- Exercise goal: From the entries below, pull out each line where "data" appears.
━━━━━━━━━━━━━━━━━━━━━━━━━━━━━━
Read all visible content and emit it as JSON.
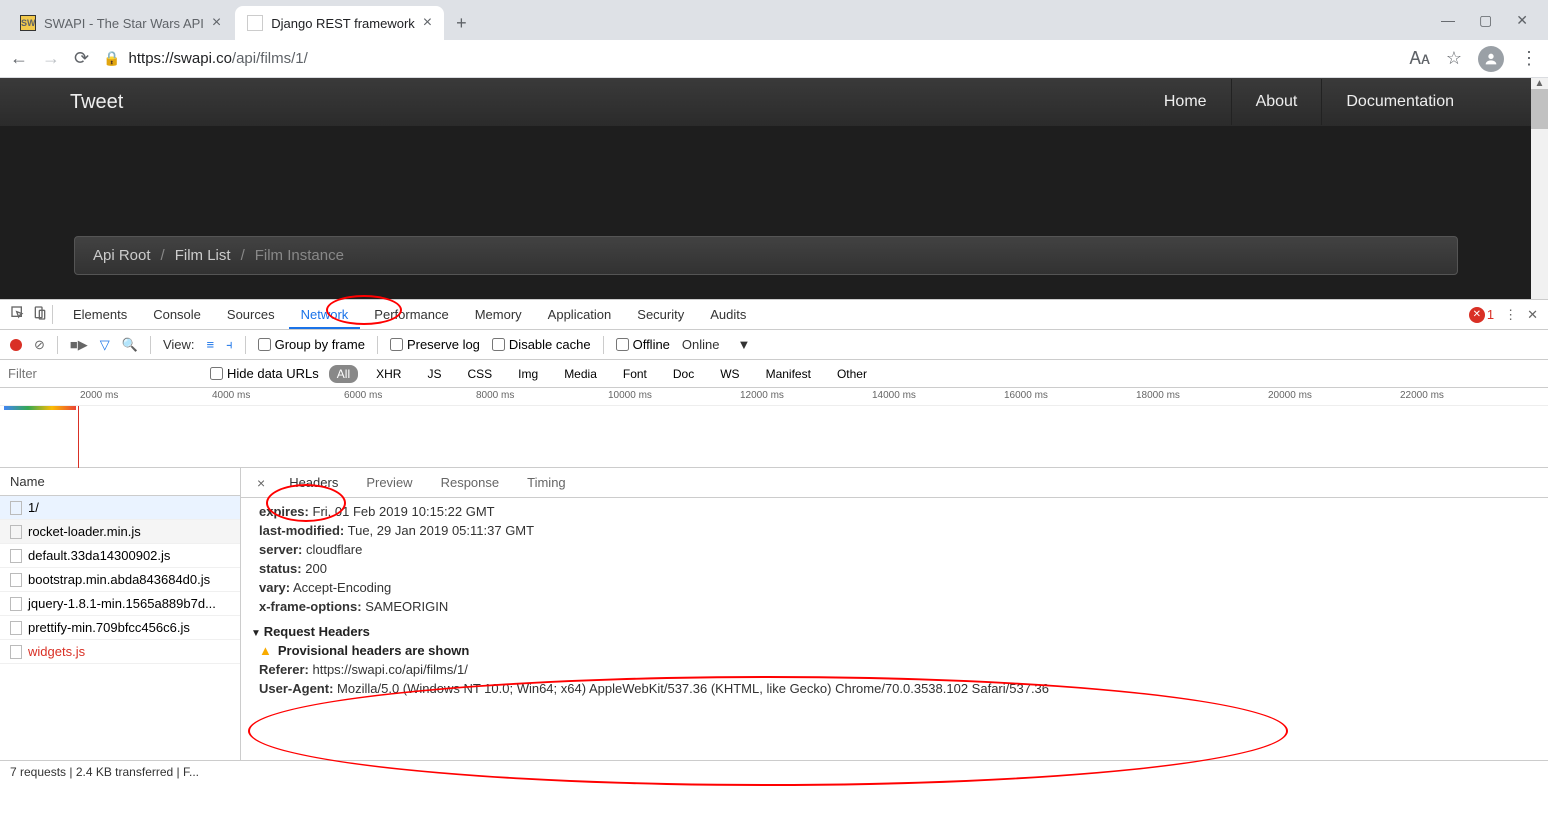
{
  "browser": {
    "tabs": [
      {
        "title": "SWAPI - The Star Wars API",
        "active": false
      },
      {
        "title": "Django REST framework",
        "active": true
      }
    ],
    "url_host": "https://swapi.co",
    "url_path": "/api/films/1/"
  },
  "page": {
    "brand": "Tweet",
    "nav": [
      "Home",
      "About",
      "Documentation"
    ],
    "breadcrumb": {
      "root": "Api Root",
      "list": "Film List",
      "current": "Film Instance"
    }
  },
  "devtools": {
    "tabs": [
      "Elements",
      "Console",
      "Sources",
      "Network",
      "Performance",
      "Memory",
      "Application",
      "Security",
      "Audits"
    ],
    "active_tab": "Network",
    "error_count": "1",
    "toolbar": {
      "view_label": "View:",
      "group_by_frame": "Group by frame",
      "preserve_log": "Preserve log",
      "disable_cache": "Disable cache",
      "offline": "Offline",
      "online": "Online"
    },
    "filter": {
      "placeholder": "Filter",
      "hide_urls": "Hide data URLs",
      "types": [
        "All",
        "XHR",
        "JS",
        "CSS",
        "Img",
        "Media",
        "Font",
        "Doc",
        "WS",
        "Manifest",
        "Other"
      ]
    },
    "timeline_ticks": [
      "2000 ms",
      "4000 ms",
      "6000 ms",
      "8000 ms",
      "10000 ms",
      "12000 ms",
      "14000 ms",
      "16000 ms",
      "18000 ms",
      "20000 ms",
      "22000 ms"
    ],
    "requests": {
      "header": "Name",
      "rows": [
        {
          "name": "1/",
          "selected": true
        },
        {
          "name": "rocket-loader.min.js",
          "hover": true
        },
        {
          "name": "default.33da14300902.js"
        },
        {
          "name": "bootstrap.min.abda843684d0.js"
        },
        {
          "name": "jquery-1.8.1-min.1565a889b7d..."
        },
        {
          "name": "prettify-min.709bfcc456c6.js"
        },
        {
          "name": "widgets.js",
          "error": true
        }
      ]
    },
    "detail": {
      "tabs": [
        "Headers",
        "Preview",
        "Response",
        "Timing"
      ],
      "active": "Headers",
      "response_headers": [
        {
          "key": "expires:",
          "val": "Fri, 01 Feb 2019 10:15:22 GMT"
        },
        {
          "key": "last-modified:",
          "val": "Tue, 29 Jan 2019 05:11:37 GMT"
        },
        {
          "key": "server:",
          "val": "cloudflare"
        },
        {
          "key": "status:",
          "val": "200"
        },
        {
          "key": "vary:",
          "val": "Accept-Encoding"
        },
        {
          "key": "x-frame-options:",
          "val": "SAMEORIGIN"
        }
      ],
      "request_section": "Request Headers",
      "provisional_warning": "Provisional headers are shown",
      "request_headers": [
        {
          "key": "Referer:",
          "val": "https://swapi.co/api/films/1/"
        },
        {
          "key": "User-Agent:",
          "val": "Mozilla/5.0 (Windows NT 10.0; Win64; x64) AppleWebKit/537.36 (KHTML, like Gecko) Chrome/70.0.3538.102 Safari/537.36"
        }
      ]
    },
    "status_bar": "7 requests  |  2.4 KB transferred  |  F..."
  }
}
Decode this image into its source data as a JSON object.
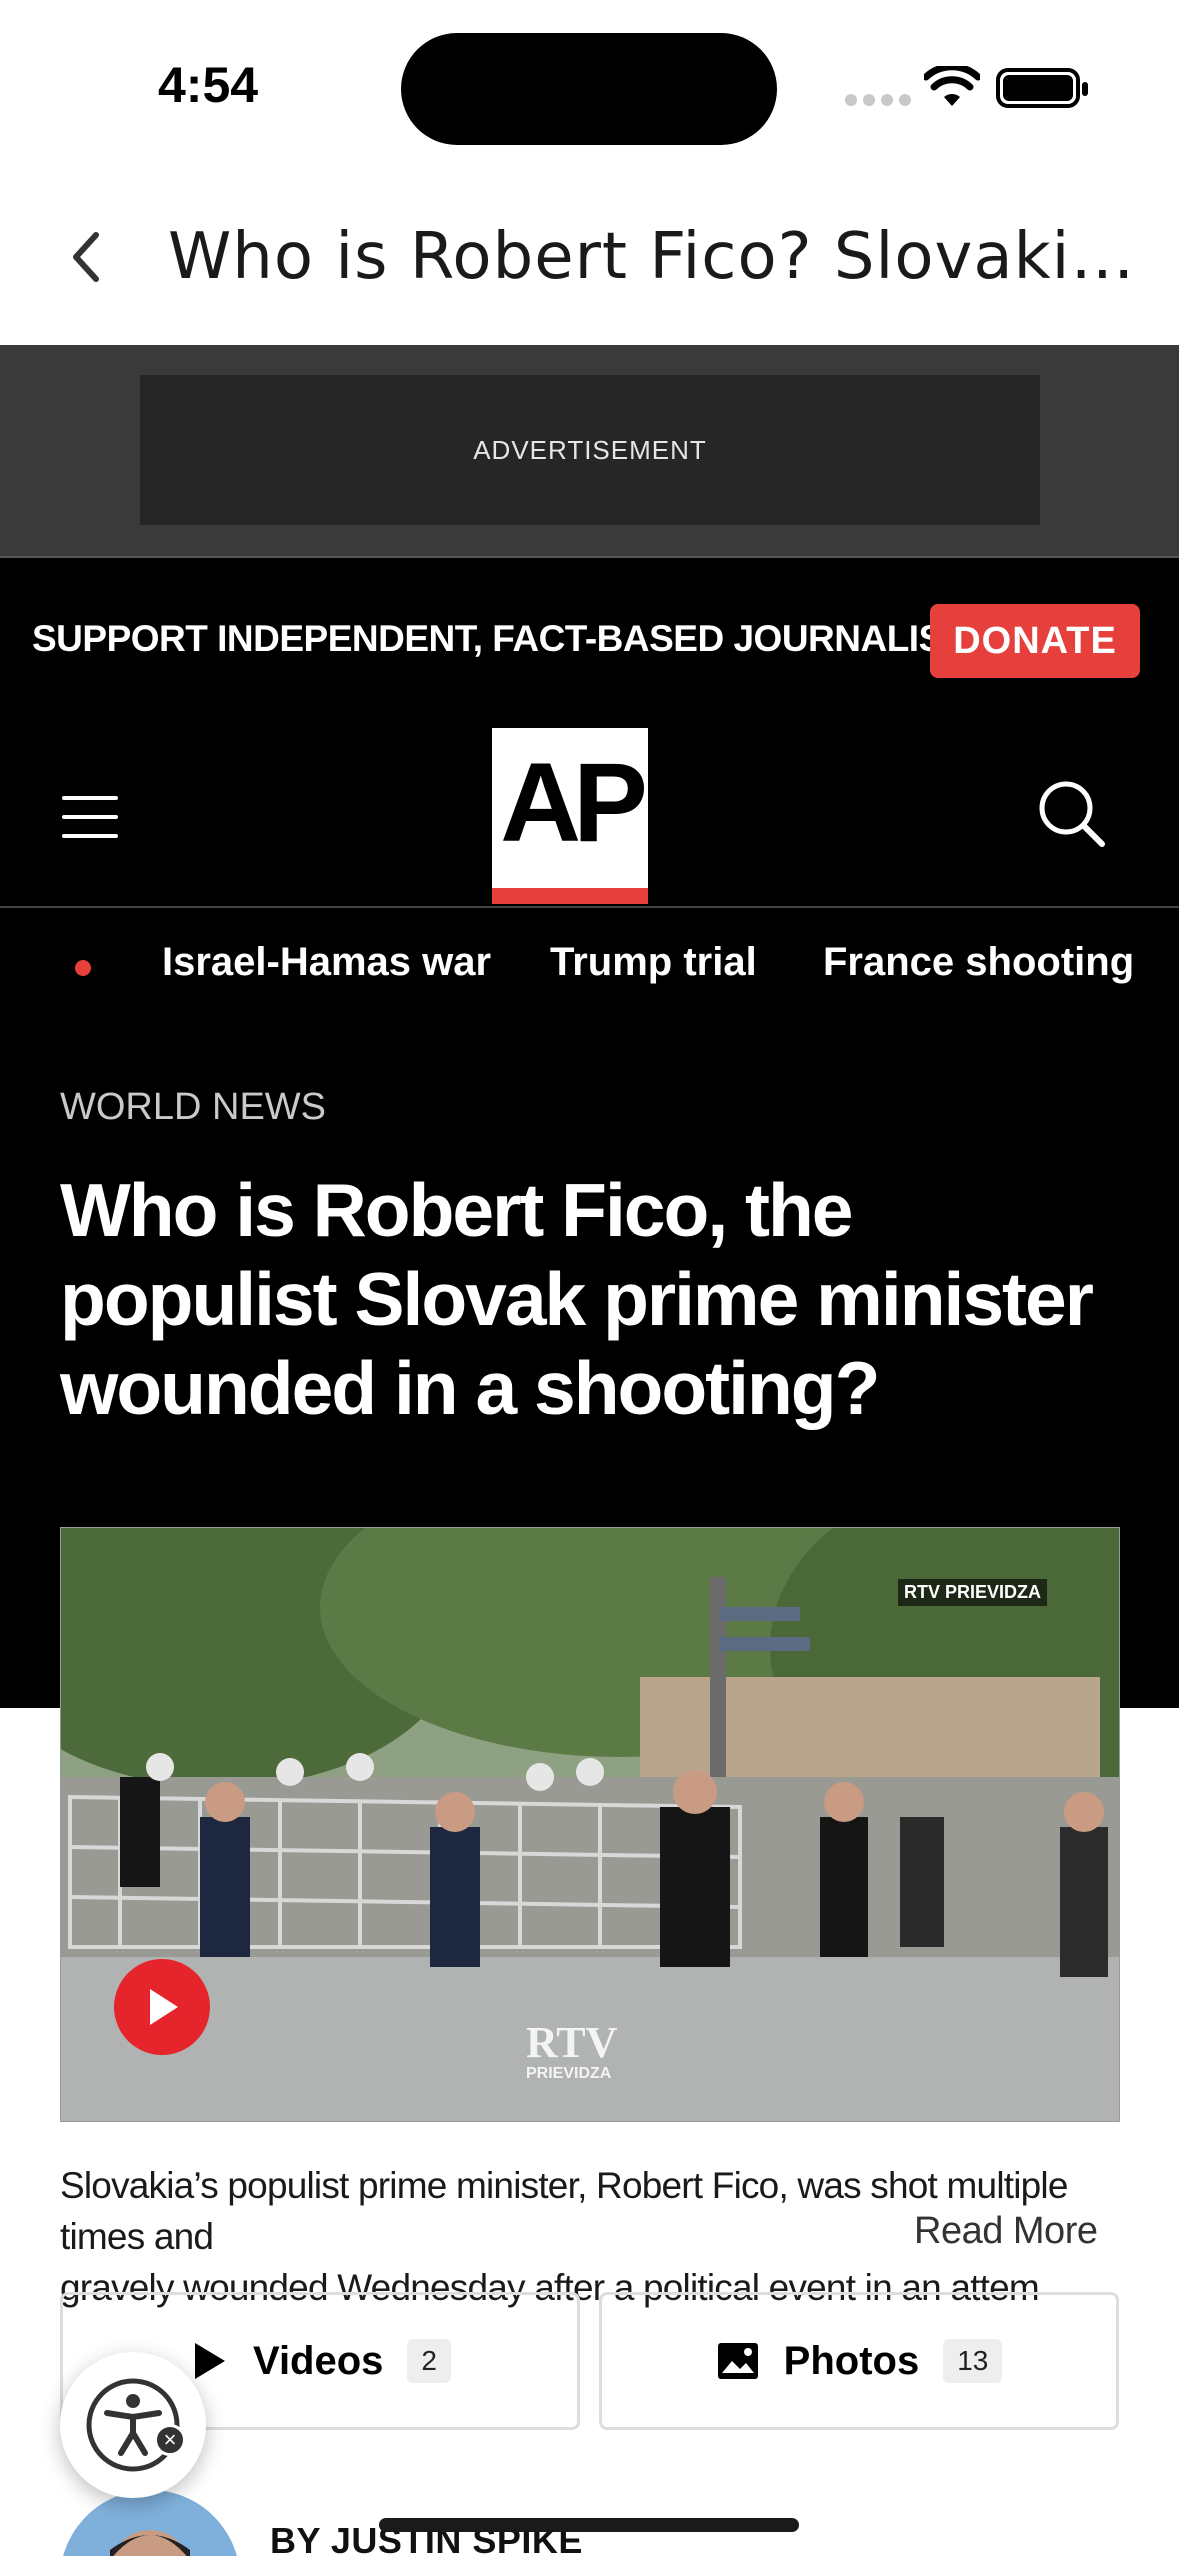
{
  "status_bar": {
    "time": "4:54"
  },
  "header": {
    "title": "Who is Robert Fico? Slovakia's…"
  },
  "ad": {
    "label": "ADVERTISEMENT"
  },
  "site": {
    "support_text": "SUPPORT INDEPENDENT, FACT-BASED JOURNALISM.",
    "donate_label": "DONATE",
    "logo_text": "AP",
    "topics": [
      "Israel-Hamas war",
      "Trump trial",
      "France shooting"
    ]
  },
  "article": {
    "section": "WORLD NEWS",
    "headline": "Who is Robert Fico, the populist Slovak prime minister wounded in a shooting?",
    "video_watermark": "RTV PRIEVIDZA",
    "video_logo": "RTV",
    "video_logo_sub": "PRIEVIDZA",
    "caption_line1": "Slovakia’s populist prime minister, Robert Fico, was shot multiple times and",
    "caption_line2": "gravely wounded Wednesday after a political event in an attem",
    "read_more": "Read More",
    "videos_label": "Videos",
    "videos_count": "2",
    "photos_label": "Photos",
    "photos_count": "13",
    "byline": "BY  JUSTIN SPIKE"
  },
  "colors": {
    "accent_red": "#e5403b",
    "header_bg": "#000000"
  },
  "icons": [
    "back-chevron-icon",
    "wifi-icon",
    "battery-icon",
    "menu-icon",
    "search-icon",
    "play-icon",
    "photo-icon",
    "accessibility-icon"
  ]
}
━━━━━━━━━━━━━━━━━━━━━━━━━━━━━━
- Task result:
      "hide_urls": "Hide data URLs",
Decode this image into its source data as a JSON object.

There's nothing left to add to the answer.